* Start Data supplied *

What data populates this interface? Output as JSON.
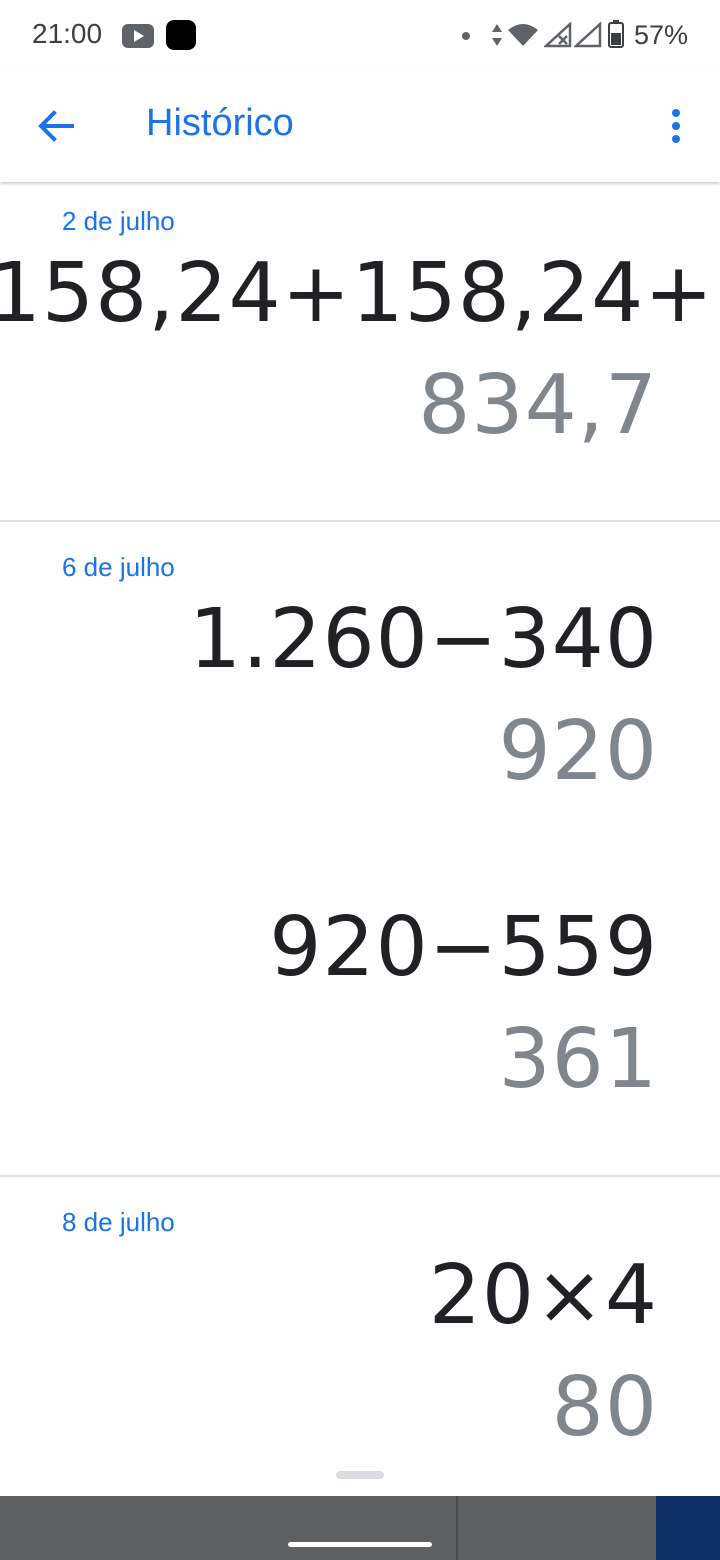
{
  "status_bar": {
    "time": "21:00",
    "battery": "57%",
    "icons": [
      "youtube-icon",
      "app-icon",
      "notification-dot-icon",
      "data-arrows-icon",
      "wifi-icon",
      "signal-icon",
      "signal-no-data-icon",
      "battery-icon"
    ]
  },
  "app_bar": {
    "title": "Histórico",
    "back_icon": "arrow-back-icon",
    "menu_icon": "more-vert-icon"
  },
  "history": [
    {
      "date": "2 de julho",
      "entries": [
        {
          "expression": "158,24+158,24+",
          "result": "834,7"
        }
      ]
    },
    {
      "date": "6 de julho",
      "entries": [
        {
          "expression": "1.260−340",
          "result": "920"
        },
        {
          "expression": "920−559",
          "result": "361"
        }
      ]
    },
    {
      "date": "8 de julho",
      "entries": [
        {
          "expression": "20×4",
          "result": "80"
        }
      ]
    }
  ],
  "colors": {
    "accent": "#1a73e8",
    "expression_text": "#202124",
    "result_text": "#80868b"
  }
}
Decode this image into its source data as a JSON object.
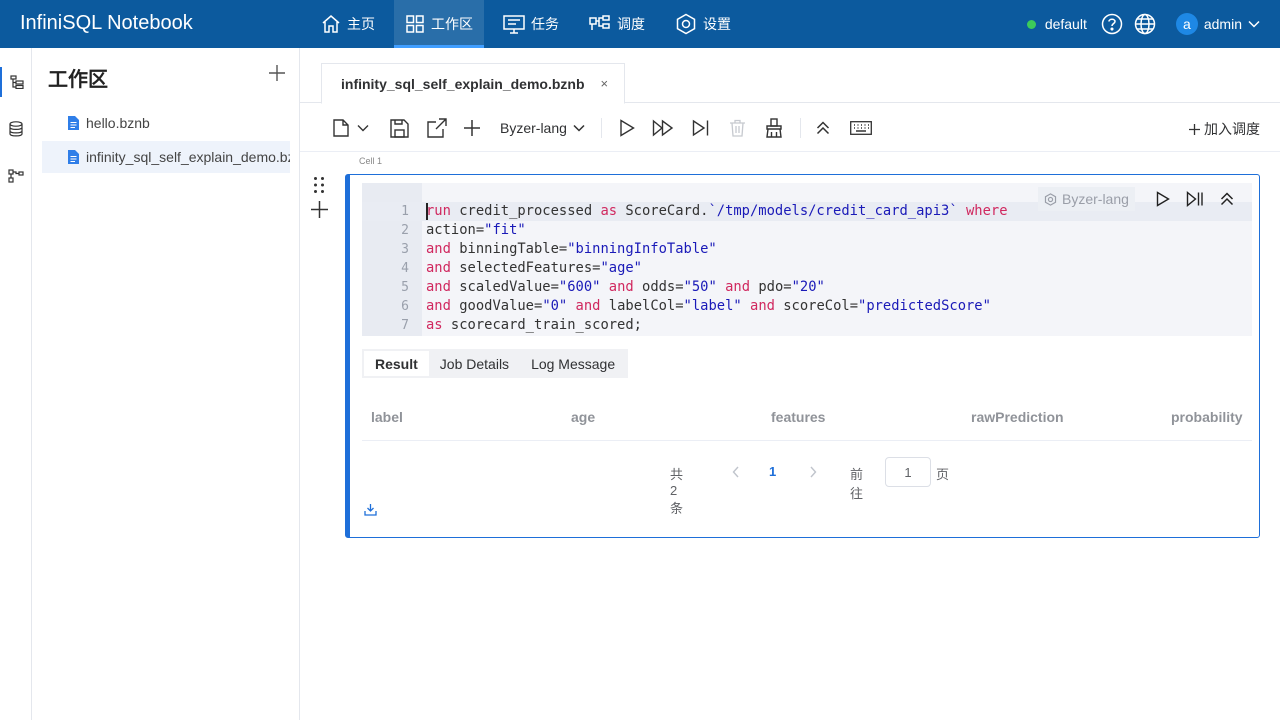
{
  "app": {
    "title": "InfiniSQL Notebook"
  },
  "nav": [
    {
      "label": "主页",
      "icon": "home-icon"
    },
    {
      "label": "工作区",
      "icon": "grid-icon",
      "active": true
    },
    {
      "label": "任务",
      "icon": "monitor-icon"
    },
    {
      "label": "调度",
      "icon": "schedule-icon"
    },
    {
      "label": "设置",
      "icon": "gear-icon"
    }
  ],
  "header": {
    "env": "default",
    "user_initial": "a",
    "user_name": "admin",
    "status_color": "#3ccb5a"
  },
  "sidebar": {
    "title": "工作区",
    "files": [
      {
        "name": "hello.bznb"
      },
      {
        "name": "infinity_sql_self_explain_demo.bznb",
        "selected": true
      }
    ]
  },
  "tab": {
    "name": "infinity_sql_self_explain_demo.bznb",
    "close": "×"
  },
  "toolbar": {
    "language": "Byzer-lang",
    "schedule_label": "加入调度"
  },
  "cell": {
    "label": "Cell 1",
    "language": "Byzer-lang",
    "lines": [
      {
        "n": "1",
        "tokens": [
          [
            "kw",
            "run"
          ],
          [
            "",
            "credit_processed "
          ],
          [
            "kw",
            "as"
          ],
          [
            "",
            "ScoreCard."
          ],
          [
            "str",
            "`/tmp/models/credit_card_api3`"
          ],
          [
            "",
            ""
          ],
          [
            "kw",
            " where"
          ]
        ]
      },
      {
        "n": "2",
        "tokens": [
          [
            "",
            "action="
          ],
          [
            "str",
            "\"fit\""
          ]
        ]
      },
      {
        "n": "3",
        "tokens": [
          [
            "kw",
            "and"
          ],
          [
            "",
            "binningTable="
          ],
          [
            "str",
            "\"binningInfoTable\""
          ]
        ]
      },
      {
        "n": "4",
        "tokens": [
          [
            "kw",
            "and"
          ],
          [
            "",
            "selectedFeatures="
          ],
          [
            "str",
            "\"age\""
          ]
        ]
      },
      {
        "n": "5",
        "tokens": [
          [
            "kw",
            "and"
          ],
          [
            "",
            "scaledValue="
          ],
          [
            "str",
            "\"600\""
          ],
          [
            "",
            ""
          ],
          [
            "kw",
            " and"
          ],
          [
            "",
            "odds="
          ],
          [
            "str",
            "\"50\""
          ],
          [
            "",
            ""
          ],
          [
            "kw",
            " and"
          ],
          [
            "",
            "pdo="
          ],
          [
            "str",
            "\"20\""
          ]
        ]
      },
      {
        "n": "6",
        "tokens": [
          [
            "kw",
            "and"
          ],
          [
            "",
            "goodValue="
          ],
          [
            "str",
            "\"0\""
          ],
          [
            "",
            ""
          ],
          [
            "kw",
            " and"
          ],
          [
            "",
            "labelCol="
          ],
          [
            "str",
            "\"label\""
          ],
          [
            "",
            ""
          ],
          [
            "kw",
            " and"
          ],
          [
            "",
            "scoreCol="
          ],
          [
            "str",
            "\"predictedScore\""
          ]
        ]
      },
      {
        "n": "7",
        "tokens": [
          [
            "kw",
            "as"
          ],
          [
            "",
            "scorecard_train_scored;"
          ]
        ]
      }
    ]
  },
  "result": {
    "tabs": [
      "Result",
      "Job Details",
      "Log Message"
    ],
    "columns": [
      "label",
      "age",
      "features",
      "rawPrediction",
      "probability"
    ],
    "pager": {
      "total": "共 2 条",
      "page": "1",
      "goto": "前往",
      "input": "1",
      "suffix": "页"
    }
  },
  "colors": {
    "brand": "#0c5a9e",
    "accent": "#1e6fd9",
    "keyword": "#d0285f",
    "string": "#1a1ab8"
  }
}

* End Data supplied *

**Directive:** Repeat the data exactly, excluding the pictures.

**Exercise response:**
What data populates this interface? Output as JSON.
{
  "status_bar": {
    "time": "21:00",
    "battery": "57%",
    "icons": [
      "youtube-icon",
      "app-icon",
      "notification-dot-icon",
      "data-arrows-icon",
      "wifi-icon",
      "signal-icon",
      "signal-no-data-icon",
      "battery-icon"
    ]
  },
  "app_bar": {
    "title": "Histórico",
    "back_icon": "arrow-back-icon",
    "menu_icon": "more-vert-icon"
  },
  "history": [
    {
      "date": "2 de julho",
      "entries": [
        {
          "expression": "158,24+158,24+",
          "result": "834,7"
        }
      ]
    },
    {
      "date": "6 de julho",
      "entries": [
        {
          "expression": "1.260−340",
          "result": "920"
        },
        {
          "expression": "920−559",
          "result": "361"
        }
      ]
    },
    {
      "date": "8 de julho",
      "entries": [
        {
          "expression": "20×4",
          "result": "80"
        }
      ]
    }
  ],
  "colors": {
    "accent": "#1a73e8",
    "expression_text": "#202124",
    "result_text": "#80868b"
  }
}
Decode this image into its source data as a JSON object.
{
  "app": {
    "title": "InfiniSQL Notebook"
  },
  "nav": [
    {
      "label": "主页",
      "icon": "home-icon"
    },
    {
      "label": "工作区",
      "icon": "grid-icon",
      "active": true
    },
    {
      "label": "任务",
      "icon": "monitor-icon"
    },
    {
      "label": "调度",
      "icon": "schedule-icon"
    },
    {
      "label": "设置",
      "icon": "gear-icon"
    }
  ],
  "header": {
    "env": "default",
    "user_initial": "a",
    "user_name": "admin",
    "status_color": "#3ccb5a"
  },
  "sidebar": {
    "title": "工作区",
    "files": [
      {
        "name": "hello.bznb"
      },
      {
        "name": "infinity_sql_self_explain_demo.bznb",
        "selected": true
      }
    ]
  },
  "tab": {
    "name": "infinity_sql_self_explain_demo.bznb",
    "close": "×"
  },
  "toolbar": {
    "language": "Byzer-lang",
    "schedule_label": "加入调度"
  },
  "cell": {
    "label": "Cell 1",
    "language": "Byzer-lang",
    "lines": [
      {
        "n": "1",
        "tokens": [
          [
            "kw",
            "run"
          ],
          [
            "",
            "credit_processed "
          ],
          [
            "kw",
            "as"
          ],
          [
            "",
            "ScoreCard."
          ],
          [
            "str",
            "`/tmp/models/credit_card_api3`"
          ],
          [
            "",
            ""
          ],
          [
            "kw",
            " where"
          ]
        ]
      },
      {
        "n": "2",
        "tokens": [
          [
            "",
            "action="
          ],
          [
            "str",
            "\"fit\""
          ]
        ]
      },
      {
        "n": "3",
        "tokens": [
          [
            "kw",
            "and"
          ],
          [
            "",
            "binningTable="
          ],
          [
            "str",
            "\"binningInfoTable\""
          ]
        ]
      },
      {
        "n": "4",
        "tokens": [
          [
            "kw",
            "and"
          ],
          [
            "",
            "selectedFeatures="
          ],
          [
            "str",
            "\"age\""
          ]
        ]
      },
      {
        "n": "5",
        "tokens": [
          [
            "kw",
            "and"
          ],
          [
            "",
            "scaledValue="
          ],
          [
            "str",
            "\"600\""
          ],
          [
            "",
            ""
          ],
          [
            "kw",
            " and"
          ],
          [
            "",
            "odds="
          ],
          [
            "str",
            "\"50\""
          ],
          [
            "",
            ""
          ],
          [
            "kw",
            " and"
          ],
          [
            "",
            "pdo="
          ],
          [
            "str",
            "\"20\""
          ]
        ]
      },
      {
        "n": "6",
        "tokens": [
          [
            "kw",
            "and"
          ],
          [
            "",
            "goodValue="
          ],
          [
            "str",
            "\"0\""
          ],
          [
            "",
            ""
          ],
          [
            "kw",
            " and"
          ],
          [
            "",
            "labelCol="
          ],
          [
            "str",
            "\"label\""
          ],
          [
            "",
            ""
          ],
          [
            "kw",
            " and"
          ],
          [
            "",
            "scoreCol="
          ],
          [
            "str",
            "\"predictedScore\""
          ]
        ]
      },
      {
        "n": "7",
        "tokens": [
          [
            "kw",
            "as"
          ],
          [
            "",
            "scorecard_train_scored;"
          ]
        ]
      }
    ]
  },
  "result": {
    "tabs": [
      "Result",
      "Job Details",
      "Log Message"
    ],
    "columns": [
      "label",
      "age",
      "features",
      "rawPrediction",
      "probability"
    ],
    "pager": {
      "total": "共 2 条",
      "page": "1",
      "goto": "前往",
      "input": "1",
      "suffix": "页"
    }
  },
  "colors": {
    "brand": "#0c5a9e",
    "accent": "#1e6fd9",
    "keyword": "#d0285f",
    "string": "#1a1ab8"
  }
}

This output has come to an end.